--- Begin DATA FOR THE TASK ---

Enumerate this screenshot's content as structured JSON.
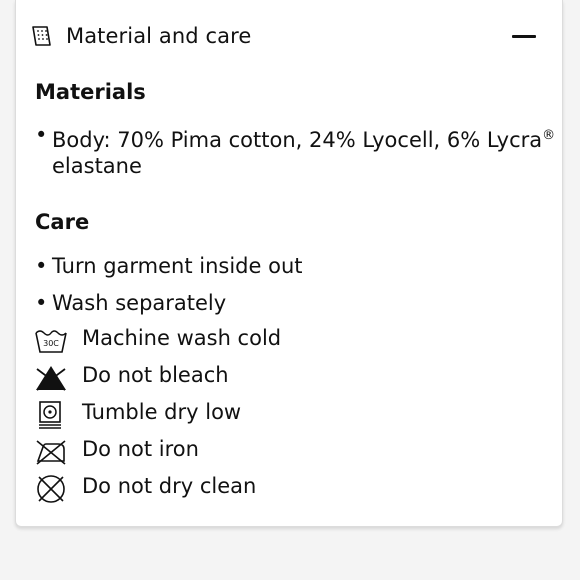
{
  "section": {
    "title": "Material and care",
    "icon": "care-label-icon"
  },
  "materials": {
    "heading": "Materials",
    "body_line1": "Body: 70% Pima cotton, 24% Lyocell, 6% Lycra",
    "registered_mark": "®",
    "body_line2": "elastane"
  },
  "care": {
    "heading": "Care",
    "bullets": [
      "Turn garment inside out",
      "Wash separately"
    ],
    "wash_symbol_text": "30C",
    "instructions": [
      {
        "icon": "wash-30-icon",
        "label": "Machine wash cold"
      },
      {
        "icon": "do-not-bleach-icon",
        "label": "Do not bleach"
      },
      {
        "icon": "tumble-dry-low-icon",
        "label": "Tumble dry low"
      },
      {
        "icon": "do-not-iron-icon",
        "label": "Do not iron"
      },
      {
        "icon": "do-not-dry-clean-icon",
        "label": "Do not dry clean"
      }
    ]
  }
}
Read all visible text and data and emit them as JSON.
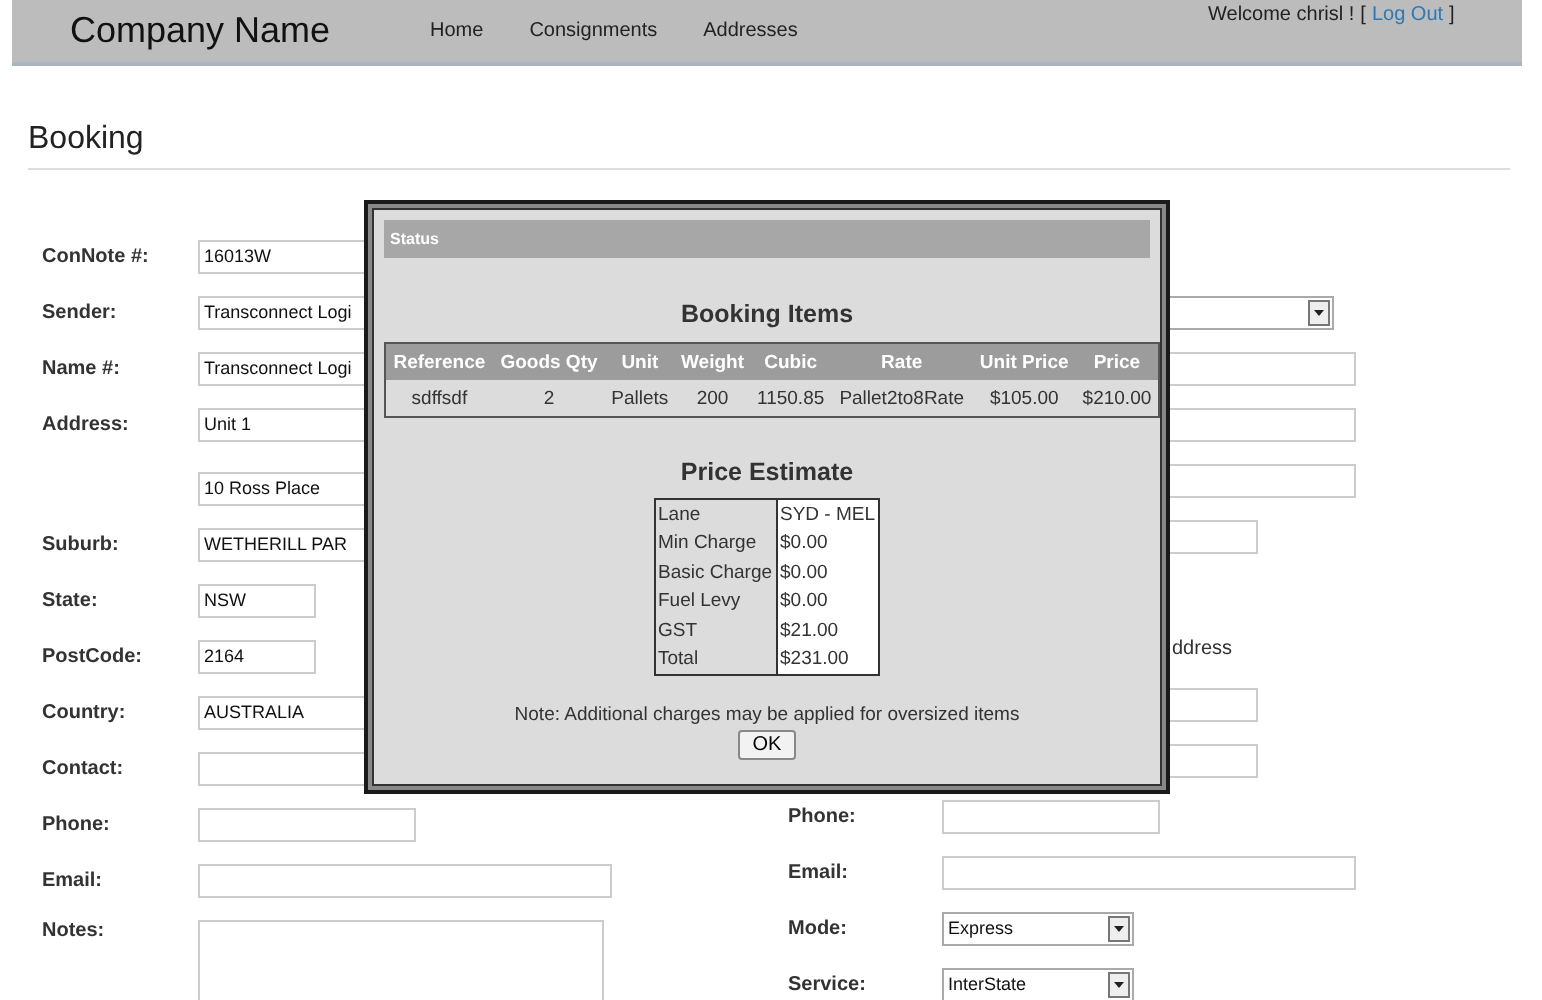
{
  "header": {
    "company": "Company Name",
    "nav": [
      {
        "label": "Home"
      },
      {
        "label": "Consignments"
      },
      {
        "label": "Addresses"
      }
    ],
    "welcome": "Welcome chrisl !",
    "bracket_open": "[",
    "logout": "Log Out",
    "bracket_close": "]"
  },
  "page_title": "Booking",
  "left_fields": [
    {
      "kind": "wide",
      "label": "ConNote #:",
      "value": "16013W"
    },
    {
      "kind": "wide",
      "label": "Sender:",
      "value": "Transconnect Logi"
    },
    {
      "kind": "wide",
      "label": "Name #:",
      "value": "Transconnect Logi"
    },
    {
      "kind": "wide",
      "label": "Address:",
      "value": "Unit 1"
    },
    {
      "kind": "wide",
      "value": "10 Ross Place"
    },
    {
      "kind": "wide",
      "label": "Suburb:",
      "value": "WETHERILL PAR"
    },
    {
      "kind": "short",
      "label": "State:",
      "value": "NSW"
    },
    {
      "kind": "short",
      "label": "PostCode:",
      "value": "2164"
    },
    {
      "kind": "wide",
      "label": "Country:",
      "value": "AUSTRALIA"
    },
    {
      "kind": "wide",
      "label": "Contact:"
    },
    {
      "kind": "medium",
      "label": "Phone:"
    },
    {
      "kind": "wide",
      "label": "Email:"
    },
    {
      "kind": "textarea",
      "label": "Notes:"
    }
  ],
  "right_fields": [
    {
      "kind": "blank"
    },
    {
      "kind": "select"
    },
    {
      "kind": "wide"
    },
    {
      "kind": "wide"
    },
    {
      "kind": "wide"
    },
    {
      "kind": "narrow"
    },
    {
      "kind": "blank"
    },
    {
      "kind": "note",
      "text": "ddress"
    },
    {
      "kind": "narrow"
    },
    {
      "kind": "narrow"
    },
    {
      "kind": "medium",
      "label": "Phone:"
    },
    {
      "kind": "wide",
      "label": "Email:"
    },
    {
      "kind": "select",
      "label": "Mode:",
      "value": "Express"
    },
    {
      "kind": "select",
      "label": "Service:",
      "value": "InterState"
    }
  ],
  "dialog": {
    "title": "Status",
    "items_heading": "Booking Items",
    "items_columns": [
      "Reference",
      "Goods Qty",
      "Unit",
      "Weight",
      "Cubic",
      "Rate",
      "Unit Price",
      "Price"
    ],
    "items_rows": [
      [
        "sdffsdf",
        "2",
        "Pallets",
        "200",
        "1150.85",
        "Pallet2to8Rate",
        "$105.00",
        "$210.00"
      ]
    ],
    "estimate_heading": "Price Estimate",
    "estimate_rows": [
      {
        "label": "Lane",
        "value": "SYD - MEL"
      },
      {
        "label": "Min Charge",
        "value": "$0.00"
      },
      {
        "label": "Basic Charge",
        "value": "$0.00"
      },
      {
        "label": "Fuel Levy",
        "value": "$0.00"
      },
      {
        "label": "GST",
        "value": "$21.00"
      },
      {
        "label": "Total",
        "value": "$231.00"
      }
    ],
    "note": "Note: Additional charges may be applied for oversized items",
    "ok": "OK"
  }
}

--- End DATA FOR THE TASK ---

# WRITTEN TASK
Copy each line that holds the word "Price".

# FINAL RESULT
      "Unit Price",
      "Price"
    "estimate_heading": "Price Estimate",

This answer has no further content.